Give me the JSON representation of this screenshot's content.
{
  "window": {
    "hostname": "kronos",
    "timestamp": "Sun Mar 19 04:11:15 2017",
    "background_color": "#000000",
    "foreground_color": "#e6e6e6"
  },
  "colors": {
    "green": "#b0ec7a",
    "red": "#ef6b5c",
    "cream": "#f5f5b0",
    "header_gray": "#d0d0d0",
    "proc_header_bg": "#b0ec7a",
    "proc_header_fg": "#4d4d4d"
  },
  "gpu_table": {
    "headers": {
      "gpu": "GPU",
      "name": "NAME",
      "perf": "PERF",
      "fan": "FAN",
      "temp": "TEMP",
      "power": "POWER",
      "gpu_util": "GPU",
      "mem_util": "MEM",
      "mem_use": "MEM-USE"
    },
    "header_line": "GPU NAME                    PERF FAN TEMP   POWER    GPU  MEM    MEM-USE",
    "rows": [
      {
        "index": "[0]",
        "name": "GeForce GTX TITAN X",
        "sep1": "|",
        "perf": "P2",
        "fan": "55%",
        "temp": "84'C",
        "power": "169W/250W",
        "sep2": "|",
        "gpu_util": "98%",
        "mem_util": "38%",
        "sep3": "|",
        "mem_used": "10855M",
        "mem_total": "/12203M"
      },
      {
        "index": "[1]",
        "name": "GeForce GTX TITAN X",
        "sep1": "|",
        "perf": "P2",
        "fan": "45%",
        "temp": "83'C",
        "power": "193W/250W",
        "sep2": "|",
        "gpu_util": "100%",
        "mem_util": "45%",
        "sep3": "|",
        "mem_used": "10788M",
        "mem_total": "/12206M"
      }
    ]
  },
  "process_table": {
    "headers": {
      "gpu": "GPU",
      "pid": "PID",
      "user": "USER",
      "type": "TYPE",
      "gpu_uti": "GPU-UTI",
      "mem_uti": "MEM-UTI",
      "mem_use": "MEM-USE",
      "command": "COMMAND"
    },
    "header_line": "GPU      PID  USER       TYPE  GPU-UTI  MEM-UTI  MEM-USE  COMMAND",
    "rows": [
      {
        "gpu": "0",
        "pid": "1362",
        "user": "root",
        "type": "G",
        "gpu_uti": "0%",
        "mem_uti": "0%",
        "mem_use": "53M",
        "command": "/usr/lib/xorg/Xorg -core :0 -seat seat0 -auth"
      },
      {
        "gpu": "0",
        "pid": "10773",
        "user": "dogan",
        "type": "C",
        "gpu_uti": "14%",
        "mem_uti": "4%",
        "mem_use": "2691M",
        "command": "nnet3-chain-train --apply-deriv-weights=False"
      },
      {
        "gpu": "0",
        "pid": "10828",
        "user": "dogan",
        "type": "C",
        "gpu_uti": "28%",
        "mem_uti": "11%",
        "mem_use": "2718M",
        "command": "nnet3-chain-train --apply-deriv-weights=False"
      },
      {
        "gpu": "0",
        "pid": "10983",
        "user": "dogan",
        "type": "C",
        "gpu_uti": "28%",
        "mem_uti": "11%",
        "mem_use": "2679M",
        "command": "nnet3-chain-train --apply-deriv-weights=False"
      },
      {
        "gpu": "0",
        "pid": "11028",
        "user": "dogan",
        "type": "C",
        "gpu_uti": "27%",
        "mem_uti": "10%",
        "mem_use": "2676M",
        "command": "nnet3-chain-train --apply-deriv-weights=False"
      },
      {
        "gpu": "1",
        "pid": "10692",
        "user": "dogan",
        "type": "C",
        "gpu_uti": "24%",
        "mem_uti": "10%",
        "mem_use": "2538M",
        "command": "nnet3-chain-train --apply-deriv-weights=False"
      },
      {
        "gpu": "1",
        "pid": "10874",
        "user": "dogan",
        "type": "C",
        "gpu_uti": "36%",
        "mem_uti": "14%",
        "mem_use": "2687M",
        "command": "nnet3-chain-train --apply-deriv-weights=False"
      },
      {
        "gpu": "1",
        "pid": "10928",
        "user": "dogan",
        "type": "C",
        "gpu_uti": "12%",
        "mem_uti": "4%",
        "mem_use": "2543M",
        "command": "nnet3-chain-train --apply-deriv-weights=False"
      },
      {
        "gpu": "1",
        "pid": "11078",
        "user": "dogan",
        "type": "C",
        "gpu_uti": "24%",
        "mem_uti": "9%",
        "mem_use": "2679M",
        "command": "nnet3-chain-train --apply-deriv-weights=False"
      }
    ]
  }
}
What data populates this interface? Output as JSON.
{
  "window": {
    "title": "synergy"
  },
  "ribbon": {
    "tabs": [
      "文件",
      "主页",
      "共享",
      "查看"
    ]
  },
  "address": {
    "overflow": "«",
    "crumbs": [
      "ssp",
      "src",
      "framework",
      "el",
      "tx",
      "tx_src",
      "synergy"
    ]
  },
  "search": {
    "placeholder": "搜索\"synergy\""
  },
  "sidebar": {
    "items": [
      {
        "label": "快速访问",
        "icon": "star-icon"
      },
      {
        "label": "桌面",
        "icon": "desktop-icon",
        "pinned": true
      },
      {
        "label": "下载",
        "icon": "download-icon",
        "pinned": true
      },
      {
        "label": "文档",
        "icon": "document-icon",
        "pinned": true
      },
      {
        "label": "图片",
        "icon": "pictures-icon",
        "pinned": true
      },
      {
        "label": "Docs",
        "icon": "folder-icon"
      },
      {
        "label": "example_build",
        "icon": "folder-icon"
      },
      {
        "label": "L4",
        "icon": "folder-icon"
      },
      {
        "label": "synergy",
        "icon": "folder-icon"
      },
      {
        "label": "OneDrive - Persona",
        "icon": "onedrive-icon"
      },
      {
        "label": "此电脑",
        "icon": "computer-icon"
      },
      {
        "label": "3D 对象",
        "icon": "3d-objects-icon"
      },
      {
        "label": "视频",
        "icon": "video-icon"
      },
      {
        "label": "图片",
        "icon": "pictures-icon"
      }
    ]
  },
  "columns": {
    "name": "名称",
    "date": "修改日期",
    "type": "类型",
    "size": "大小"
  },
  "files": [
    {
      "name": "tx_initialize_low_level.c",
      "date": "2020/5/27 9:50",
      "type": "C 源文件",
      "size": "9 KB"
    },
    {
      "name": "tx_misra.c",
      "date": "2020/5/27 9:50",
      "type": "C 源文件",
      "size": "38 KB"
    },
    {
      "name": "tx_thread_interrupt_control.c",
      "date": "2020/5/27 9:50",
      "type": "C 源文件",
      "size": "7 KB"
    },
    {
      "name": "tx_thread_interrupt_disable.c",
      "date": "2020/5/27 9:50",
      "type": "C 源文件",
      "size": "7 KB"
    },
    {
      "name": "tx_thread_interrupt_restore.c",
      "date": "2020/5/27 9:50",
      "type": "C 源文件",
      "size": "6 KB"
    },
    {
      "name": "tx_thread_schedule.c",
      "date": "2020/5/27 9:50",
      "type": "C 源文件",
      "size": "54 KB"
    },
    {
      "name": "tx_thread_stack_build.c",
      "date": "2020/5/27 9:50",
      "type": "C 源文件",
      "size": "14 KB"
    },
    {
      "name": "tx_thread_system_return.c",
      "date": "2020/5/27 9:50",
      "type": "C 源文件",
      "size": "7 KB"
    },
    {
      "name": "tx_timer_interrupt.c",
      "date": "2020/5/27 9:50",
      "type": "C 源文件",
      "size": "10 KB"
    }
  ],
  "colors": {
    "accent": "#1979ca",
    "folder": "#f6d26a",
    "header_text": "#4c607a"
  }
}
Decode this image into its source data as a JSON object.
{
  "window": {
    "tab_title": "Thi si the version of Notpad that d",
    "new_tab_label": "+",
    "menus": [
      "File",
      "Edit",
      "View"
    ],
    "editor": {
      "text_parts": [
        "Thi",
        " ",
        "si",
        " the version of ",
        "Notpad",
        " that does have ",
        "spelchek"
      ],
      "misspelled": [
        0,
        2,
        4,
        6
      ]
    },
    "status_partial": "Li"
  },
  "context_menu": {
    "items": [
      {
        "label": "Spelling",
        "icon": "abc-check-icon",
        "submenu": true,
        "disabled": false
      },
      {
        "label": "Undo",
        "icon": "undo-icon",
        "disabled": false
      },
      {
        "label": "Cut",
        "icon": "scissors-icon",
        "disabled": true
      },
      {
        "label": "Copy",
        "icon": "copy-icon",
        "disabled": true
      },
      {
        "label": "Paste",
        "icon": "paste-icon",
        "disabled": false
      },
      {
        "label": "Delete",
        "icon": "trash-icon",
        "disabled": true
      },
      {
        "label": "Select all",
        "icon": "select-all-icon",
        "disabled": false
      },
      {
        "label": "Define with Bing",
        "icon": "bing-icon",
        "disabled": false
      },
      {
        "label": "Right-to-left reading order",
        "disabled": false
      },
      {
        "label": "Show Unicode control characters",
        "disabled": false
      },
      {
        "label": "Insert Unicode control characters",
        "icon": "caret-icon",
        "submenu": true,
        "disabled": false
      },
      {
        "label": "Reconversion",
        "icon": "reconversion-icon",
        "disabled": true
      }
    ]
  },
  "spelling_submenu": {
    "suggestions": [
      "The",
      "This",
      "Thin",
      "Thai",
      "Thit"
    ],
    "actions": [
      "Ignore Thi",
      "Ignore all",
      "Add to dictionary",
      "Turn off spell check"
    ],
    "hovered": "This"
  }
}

### The request
Collect the lines of the data that carry the word "Unicode".

### Response to the exercise
        "label": "Show Unicode control characters",
        "label": "Insert Unicode control characters",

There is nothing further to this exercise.